▶ **TO DO**
Pull each line containing "color" out of the data and copy it.

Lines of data
****
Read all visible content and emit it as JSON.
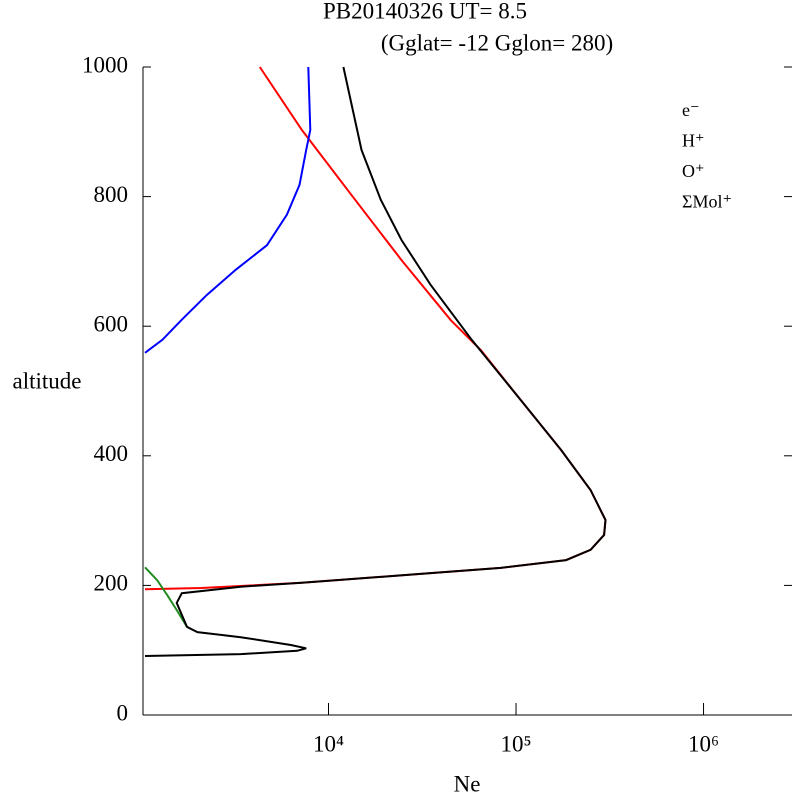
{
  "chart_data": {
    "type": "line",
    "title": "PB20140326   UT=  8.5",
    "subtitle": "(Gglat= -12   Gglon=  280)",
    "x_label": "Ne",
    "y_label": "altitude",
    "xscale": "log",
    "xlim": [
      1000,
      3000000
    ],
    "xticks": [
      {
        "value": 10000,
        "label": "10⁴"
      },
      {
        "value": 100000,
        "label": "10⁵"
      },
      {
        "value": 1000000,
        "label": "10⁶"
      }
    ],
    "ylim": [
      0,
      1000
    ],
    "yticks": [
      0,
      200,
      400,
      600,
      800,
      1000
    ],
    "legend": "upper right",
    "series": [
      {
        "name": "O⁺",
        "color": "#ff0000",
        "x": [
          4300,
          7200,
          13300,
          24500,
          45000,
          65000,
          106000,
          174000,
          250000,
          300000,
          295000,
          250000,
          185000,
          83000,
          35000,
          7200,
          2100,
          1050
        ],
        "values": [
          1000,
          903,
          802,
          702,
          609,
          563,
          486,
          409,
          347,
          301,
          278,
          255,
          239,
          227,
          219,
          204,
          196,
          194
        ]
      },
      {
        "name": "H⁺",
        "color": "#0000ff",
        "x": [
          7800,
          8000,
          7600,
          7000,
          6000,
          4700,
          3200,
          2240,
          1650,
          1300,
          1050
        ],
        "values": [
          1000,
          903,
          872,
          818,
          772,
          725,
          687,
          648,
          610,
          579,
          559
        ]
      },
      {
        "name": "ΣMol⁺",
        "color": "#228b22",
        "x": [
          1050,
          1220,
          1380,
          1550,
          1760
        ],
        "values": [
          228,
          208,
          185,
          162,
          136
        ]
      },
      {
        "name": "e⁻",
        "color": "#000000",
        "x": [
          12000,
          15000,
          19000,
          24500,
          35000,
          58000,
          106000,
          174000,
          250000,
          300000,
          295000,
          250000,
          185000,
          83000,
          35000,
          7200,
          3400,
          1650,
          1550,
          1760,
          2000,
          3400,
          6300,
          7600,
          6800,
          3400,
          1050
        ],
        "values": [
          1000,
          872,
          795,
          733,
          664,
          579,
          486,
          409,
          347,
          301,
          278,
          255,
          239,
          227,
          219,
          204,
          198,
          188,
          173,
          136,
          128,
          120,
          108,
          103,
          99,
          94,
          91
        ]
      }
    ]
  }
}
****
▶ **REPLY**
        "color": "#ff0000",
        "color": "#0000ff",
        "color": "#228b22",
        "color": "#000000",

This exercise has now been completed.